Stated task
Verbatim output of all the material below is required.

Data excerpts
--- BEGIN ---

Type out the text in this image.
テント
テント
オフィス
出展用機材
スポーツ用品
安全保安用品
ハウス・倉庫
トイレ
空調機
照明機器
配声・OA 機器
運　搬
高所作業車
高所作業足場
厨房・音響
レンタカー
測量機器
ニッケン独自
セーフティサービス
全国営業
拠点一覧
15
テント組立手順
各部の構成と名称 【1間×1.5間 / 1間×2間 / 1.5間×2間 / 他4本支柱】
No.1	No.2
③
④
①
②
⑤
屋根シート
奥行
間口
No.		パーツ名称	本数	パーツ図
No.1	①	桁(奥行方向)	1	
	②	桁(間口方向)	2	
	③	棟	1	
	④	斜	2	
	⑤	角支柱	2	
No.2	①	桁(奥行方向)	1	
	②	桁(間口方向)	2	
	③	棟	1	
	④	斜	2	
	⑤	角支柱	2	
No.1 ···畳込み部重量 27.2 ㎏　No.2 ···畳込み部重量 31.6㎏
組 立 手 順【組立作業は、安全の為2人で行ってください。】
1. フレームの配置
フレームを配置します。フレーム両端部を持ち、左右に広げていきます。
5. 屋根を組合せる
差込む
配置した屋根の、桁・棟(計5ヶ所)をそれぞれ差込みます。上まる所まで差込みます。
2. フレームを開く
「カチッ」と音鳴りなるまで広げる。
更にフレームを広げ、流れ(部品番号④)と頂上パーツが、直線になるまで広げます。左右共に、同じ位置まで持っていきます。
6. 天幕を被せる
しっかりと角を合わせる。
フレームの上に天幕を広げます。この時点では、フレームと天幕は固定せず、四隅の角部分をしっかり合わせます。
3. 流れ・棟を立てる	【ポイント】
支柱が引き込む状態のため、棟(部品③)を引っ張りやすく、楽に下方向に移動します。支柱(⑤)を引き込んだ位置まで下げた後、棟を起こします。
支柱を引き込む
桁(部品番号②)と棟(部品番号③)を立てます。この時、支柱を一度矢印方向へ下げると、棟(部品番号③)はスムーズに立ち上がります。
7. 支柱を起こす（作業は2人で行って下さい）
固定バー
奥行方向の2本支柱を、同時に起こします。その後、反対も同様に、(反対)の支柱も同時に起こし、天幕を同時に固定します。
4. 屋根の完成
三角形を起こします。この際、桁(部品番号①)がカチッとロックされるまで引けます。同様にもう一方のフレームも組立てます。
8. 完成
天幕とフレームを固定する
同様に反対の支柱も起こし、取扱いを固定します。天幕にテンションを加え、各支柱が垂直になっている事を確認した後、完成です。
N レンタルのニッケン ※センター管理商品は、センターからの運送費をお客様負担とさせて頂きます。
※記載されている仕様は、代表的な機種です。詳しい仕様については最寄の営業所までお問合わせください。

--- END ---

Answer to the exercise
Type out the text in this image.
テント
テント
オフィス
出展用機材
スポーツ用品
安全保安用品
ハウス・倉庫
トイレ
空調機
照明機器
配声・OA 機器
運　搬
高所作業車
高所作業足場
厨房・音響
レンタカー
測量機器
ニッケン独自
セーフティサービス
全国営業
拠点一覧
15
テント組立手順
各部の構成と名称 【1間×1.5間 / 1間×2間 / 1.5間×2間 / 他4本支柱】
No.1	No.2
③
④
①
②
⑤
屋根シート
奥行
間口
No.		パーツ名称	本数	パーツ図
No.1	①	桁(奥行方向)	1	
	②	桁(間口方向)	2	
	③	棟	1	
	④	斜	2	
	⑤	角支柱	2	
No.2	①	桁(奥行方向)	1	
	②	桁(間口方向)	2	
	③	棟	1	
	④	斜	2	
	⑤	角支柱	2	
No.1 ···畳込み部重量 27.2 ㎏　No.2 ···畳込み部重量 31.6㎏
組 立 手 順【組立作業は、安全の為2人で行ってください。】
1. フレームの配置
フレームを配置します。フレーム両端部を持ち、左右に広げていきます。
5. 屋根を組合せる
差込む
配置した屋根の、桁・棟(計5ヶ所)をそれぞれ差込みます。上まる所まで差込みます。
2. フレームを開く
「カチッ」と音鳴りなるまで広げる。
更にフレームを広げ、流れ(部品番号④)と頂上パーツが、直線になるまで広げます。左右共に、同じ位置まで持っていきます。
6. 天幕を被せる
しっかりと角を合わせる。
フレームの上に天幕を広げます。この時点では、フレームと天幕は固定せず、四隅の角部分をしっかり合わせます。
3. 流れ・棟を立てる	【ポイント】
支柱が引き込む状態のため、棟(部品③)を引っ張りやすく、楽に下方向に移動します。支柱(⑤)を引き込んだ位置まで下げた後、棟を起こします。
支柱を引き込む
桁(部品番号②)と棟(部品番号③)を立てます。この時、支柱を一度矢印方向へ下げると、棟(部品番号③)はスムーズに立ち上がります。
7. 支柱を起こす（作業は2人で行って下さい）
固定バー
奥行方向の2本支柱を、同時に起こします。その後、反対も同様に、(反対)の支柱も同時に起こし、天幕を同時に固定します。
4. 屋根の完成
三角形を起こします。この際、桁(部品番号①)がカチッとロックされるまで引けます。同様にもう一方のフレームも組立てます。
8. 完成
天幕とフレームを固定する
同様に反対の支柱も起こし、取扱いを固定します。天幕にテンションを加え、各支柱が垂直になっている事を確認した後、完成です。
N レンタルのニッケン ※センター管理商品は、センターからの運送費をお客様負担とさせて頂きます。
※記載されている仕様は、代表的な機種です。詳しい仕様については最寄の営業所までお問合わせください。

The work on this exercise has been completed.